— Task objective —
Put every line of the material below into a Markdown table with the columns "Row" and "Line", numbering the rows in order and leaving out blank lines.

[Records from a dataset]

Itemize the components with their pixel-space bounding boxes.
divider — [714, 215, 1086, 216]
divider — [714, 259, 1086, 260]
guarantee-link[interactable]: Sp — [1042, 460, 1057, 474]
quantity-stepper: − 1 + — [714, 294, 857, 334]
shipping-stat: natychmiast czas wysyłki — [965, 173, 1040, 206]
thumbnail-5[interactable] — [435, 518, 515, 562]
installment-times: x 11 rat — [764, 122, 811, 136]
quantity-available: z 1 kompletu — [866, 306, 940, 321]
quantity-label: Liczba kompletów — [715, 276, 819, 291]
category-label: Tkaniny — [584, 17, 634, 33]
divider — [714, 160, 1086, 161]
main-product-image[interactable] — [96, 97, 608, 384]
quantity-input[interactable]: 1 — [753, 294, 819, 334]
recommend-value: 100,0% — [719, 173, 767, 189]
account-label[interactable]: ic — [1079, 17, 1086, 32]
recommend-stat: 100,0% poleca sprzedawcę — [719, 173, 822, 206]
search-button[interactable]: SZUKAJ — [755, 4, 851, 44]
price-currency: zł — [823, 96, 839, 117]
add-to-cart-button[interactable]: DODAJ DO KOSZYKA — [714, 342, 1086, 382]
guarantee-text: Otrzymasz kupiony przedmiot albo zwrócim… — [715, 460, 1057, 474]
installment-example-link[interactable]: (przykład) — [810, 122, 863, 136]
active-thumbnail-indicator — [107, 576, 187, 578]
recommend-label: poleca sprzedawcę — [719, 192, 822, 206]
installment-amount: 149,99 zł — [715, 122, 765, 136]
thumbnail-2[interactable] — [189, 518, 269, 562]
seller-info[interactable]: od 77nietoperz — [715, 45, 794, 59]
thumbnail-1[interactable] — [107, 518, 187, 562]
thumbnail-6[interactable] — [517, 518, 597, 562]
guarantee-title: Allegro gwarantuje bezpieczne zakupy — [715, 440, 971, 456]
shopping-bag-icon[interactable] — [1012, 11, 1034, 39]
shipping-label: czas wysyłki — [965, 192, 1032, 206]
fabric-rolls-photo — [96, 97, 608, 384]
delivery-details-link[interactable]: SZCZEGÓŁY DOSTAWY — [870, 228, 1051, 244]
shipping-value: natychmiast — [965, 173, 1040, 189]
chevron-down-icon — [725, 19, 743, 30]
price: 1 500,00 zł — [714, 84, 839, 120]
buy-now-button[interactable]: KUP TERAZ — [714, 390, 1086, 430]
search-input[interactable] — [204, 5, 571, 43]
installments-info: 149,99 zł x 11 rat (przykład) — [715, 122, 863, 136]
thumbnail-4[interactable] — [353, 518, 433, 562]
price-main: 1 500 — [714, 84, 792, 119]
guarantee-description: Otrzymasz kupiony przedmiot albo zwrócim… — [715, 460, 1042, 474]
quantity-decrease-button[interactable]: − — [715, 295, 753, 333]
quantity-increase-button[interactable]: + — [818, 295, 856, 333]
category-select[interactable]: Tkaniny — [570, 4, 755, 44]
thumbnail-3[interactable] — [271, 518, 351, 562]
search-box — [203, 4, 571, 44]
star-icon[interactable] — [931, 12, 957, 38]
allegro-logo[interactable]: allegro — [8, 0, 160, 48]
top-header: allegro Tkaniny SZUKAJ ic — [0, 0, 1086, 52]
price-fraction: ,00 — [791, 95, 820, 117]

— The output —
| Row | Line |
|---|---|
| 1 | Itemize the components with their pixel-space bounding boxes. |
| 2 | divider — [714, 215, 1086, 216] |
| 3 | divider — [714, 259, 1086, 260] |
| 4 | guarantee-link[interactable]: Sp — [1042, 460, 1057, 474] |
| 5 | quantity-stepper: − 1 + — [714, 294, 857, 334] |
| 6 | shipping-stat: natychmiast czas wysyłki — [965, 173, 1040, 206] |
| 7 | thumbnail-5[interactable] — [435, 518, 515, 562] |
| 8 | installment-times: x 11 rat — [764, 122, 811, 136] |
| 9 | quantity-available: z 1 kompletu — [866, 306, 940, 321] |
| 10 | quantity-label: Liczba kompletów — [715, 276, 819, 291] |
| 11 | category-label: Tkaniny — [584, 17, 634, 33] |
| 12 | divider — [714, 160, 1086, 161] |
| 13 | main-product-image[interactable] — [96, 97, 608, 384] |
| 14 | quantity-input[interactable]: 1 — [753, 294, 819, 334] |
| 15 | recommend-value: 100,0% — [719, 173, 767, 189] |
| 16 | account-label[interactable]: ic — [1079, 17, 1086, 32] |
| 17 | recommend-stat: 100,0% poleca sprzedawcę — [719, 173, 822, 206] |
| 18 | search-button[interactable]: SZUKAJ — [755, 4, 851, 44] |
| 19 | price-currency: zł — [823, 96, 839, 117] |
| 20 | add-to-cart-button[interactable]: DODAJ DO KOSZYKA — [714, 342, 1086, 382] |
| 21 | guarantee-text: Otrzymasz kupiony przedmiot albo zwrócim… — [715, 460, 1057, 474] |
| 22 | installment-example-link[interactable]: (przykład) — [810, 122, 863, 136] |
| 23 | active-thumbnail-indicator — [107, 576, 187, 578] |
| 24 | recommend-label: poleca sprzedawcę — [719, 192, 822, 206] |
| 25 | installment-amount: 149,99 zł — [715, 122, 765, 136] |
| 26 | thumbnail-2[interactable] — [189, 518, 269, 562] |
| 27 | seller-info[interactable]: od 77nietoperz — [715, 45, 794, 59] |
| 28 | thumbnail-1[interactable] — [107, 518, 187, 562] |
| 29 | thumbnail-6[interactable] — [517, 518, 597, 562] |
| 30 | guarantee-title: Allegro gwarantuje bezpieczne zakupy — [715, 440, 971, 456] |
| 31 | shopping-bag-icon[interactable] — [1012, 11, 1034, 39] |
| 32 | shipping-label: czas wysyłki — [965, 192, 1032, 206] |
| 33 | fabric-rolls-photo — [96, 97, 608, 384] |
| 34 | delivery-details-link[interactable]: SZCZEGÓŁY DOSTAWY — [870, 228, 1051, 244] |
| 35 | shipping-value: natychmiast — [965, 173, 1040, 189] |
| 36 | chevron-down-icon — [725, 19, 743, 30] |
| 37 | price: 1 500,00 zł — [714, 84, 839, 120] |
| 38 | buy-now-button[interactable]: KUP TERAZ — [714, 390, 1086, 430] |
| 39 | search-input[interactable] — [204, 5, 571, 43] |
| 40 | installments-info: 149,99 zł x 11 rat (przykład) — [715, 122, 863, 136] |
| 41 | thumbnail-4[interactable] — [353, 518, 433, 562] |
| 42 | price-main: 1 500 — [714, 84, 792, 119] |
| 43 | guarantee-description: Otrzymasz kupiony przedmiot albo zwrócim… — [715, 460, 1042, 474] |
| 44 | quantity-decrease-button[interactable]: − — [715, 295, 753, 333] |
| 45 | quantity-increase-button[interactable]: + — [818, 295, 856, 333] |
| 46 | category-select[interactable]: Tkaniny — [570, 4, 755, 44] |
| 47 | thumbnail-3[interactable] — [271, 518, 351, 562] |
| 48 | search-box — [203, 4, 571, 44] |
| 49 | star-icon[interactable] — [931, 12, 957, 38] |
| 50 | allegro-logo[interactable]: allegro — [8, 0, 160, 48] |
| 51 | top-header: allegro Tkaniny SZUKAJ ic — [0, 0, 1086, 52] |
| 52 | price-fraction: ,00 — [791, 95, 820, 117] |